Records from a dataset:
--------------------------------------------------

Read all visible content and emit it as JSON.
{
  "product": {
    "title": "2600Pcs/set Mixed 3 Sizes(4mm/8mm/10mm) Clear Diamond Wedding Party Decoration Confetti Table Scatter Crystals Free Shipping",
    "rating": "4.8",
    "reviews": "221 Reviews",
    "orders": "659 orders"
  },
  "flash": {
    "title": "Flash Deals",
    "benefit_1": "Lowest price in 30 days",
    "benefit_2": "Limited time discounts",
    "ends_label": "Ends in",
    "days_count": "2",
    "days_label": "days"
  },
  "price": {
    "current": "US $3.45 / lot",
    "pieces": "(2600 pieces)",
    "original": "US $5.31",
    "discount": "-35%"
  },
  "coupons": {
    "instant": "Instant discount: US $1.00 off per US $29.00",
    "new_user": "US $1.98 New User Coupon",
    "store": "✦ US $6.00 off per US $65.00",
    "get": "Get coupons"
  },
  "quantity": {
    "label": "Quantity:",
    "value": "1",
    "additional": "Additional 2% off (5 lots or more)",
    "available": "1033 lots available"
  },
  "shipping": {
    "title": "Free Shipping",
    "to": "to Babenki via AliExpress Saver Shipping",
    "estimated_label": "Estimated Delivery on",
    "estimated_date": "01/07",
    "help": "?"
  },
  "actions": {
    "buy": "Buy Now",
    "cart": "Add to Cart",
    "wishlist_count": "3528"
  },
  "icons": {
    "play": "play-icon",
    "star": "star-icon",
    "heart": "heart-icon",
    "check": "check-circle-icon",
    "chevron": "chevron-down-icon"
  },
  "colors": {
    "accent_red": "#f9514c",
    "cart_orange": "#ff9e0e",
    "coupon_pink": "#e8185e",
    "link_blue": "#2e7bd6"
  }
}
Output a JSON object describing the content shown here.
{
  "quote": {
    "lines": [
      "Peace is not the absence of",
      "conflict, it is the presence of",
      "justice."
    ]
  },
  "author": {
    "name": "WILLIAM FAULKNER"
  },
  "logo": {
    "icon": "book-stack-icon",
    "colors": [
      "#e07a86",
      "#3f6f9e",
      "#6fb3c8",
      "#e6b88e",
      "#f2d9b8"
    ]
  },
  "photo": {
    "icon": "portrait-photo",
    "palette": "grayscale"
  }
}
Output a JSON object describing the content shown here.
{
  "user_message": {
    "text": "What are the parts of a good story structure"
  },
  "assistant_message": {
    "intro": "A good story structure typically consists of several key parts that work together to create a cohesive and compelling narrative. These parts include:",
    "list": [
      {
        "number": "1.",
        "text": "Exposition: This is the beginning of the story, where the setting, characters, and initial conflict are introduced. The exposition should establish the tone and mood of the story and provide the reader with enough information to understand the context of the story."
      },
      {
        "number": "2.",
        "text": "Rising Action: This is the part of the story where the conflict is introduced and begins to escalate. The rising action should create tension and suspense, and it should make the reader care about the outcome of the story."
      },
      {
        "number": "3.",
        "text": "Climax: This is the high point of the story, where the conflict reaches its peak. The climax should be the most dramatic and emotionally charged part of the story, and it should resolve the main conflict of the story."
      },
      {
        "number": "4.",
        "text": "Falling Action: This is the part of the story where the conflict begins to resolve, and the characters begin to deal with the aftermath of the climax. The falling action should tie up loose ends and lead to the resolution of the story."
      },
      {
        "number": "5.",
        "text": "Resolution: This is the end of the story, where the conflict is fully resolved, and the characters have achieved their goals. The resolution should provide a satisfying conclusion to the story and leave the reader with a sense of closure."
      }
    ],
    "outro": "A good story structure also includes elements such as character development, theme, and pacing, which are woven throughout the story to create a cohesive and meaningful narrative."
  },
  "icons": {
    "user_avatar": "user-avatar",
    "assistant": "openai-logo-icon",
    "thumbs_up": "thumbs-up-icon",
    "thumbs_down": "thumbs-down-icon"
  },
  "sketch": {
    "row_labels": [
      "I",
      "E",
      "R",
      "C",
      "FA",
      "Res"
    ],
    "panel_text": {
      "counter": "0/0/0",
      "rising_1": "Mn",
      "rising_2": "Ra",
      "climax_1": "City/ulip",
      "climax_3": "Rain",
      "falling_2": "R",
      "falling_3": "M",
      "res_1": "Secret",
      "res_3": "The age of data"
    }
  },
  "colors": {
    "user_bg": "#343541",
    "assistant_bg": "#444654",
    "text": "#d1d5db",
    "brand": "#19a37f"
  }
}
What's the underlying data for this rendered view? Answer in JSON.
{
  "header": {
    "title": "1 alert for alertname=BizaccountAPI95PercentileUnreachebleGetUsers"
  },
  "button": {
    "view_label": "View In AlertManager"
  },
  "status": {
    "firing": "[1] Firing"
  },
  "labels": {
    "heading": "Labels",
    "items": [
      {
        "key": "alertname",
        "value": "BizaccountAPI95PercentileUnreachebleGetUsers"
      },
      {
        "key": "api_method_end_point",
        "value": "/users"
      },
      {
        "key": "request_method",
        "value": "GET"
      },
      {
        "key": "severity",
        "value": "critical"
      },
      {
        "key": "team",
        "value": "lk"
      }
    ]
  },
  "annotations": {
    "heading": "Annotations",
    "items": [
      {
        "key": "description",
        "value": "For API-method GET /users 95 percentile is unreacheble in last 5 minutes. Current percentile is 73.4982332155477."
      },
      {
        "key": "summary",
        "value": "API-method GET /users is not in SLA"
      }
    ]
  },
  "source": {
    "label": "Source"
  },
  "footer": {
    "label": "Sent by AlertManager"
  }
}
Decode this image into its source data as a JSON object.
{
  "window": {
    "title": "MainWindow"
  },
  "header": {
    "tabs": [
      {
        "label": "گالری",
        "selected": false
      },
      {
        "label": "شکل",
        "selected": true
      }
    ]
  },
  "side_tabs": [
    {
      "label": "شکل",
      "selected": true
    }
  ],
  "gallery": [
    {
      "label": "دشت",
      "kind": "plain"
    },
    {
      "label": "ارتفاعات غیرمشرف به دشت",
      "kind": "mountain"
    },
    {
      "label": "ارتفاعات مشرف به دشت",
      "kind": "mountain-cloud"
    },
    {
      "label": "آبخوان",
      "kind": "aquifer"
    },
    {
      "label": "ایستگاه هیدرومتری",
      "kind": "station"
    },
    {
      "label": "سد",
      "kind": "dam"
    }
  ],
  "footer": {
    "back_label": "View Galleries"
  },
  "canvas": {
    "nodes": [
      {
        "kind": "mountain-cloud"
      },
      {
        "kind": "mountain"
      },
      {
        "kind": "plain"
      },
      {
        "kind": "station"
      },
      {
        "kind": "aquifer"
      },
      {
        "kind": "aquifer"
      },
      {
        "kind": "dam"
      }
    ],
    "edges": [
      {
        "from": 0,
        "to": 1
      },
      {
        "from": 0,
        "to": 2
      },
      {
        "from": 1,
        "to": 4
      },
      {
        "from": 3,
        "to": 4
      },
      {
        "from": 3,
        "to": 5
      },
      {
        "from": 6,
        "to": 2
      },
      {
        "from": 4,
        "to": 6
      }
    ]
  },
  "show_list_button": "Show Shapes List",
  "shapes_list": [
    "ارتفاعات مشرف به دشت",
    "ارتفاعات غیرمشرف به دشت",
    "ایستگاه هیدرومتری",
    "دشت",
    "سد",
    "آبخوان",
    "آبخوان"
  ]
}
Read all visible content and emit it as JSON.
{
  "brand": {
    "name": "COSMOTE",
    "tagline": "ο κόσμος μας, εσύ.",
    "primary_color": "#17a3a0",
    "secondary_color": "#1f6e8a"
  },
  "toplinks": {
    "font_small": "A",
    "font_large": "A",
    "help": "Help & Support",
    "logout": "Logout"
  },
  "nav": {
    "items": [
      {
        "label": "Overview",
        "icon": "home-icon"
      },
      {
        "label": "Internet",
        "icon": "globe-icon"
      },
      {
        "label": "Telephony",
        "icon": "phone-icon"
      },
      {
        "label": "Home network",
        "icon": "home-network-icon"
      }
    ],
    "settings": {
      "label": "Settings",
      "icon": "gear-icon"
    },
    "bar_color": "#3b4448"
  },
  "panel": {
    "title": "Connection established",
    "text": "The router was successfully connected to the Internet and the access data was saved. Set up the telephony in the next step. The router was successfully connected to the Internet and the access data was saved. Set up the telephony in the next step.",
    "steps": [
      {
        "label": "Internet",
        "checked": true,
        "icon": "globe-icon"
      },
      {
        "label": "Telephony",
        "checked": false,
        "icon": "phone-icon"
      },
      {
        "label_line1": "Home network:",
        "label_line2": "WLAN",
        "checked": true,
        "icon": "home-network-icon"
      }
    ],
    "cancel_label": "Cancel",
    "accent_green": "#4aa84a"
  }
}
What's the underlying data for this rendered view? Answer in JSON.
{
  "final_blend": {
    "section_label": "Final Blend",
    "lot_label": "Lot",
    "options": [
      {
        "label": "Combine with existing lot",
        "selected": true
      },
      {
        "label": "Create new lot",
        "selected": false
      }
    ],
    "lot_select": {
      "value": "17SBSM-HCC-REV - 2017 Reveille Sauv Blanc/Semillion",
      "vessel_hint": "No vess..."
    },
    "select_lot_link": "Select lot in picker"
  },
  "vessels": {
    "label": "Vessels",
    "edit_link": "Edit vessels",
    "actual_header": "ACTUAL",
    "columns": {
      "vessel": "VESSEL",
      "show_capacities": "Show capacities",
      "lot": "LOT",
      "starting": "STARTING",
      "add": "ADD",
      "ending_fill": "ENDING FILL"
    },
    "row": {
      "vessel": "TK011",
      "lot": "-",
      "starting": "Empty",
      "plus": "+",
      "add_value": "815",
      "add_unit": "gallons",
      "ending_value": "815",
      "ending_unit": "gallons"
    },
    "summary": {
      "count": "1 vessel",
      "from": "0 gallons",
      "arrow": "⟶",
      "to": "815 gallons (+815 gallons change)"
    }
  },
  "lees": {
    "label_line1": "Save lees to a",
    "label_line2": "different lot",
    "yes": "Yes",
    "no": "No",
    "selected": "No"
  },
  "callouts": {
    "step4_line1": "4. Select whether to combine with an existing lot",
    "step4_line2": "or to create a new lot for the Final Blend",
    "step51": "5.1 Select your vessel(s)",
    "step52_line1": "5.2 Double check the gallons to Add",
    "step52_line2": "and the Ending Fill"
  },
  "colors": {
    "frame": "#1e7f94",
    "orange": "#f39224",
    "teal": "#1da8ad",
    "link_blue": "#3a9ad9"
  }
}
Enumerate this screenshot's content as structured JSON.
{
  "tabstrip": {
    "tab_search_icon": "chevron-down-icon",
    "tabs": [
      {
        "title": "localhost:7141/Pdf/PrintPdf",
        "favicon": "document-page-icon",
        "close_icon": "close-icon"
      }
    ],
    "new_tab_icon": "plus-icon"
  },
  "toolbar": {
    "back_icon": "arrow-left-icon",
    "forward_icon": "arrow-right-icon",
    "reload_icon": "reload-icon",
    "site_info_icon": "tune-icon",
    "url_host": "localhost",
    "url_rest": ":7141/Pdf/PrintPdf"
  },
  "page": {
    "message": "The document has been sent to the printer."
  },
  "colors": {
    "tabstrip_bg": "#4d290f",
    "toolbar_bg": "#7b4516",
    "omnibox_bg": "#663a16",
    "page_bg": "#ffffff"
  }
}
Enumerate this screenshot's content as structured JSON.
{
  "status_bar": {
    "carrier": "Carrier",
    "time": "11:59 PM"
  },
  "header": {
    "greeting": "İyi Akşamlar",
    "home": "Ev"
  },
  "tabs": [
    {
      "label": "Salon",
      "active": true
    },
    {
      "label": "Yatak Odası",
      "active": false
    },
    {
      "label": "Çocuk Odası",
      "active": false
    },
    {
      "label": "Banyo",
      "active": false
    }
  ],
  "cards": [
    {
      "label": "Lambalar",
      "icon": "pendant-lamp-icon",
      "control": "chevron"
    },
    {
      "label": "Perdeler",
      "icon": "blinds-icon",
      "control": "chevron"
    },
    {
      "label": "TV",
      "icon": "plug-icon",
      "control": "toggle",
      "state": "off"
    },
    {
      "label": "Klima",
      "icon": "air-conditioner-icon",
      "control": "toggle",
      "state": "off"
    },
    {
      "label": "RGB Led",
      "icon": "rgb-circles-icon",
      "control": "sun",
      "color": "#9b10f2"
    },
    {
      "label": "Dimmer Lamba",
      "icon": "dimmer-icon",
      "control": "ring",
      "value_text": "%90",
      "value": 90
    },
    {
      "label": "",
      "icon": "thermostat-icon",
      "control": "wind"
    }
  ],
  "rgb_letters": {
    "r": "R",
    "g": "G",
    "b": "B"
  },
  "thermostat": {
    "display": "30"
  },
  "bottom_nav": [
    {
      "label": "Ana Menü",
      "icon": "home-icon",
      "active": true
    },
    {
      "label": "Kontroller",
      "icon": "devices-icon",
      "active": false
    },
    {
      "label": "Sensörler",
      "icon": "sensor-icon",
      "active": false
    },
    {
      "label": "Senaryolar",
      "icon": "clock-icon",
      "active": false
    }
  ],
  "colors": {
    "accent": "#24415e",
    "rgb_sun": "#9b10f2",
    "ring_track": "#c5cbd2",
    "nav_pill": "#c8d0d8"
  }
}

--------------------------------------------------

What is required: Search the records above for the string "ارتفاعات". Copy every line that contains it.

Exercise output:
      "label": "ارتفاعات غیرمشرف به دشت",
      "label": "ارتفاعات مشرف به دشت",
    "ارتفاعات مشرف به دشت",
    "ارتفاعات غیرمشرف به دشت",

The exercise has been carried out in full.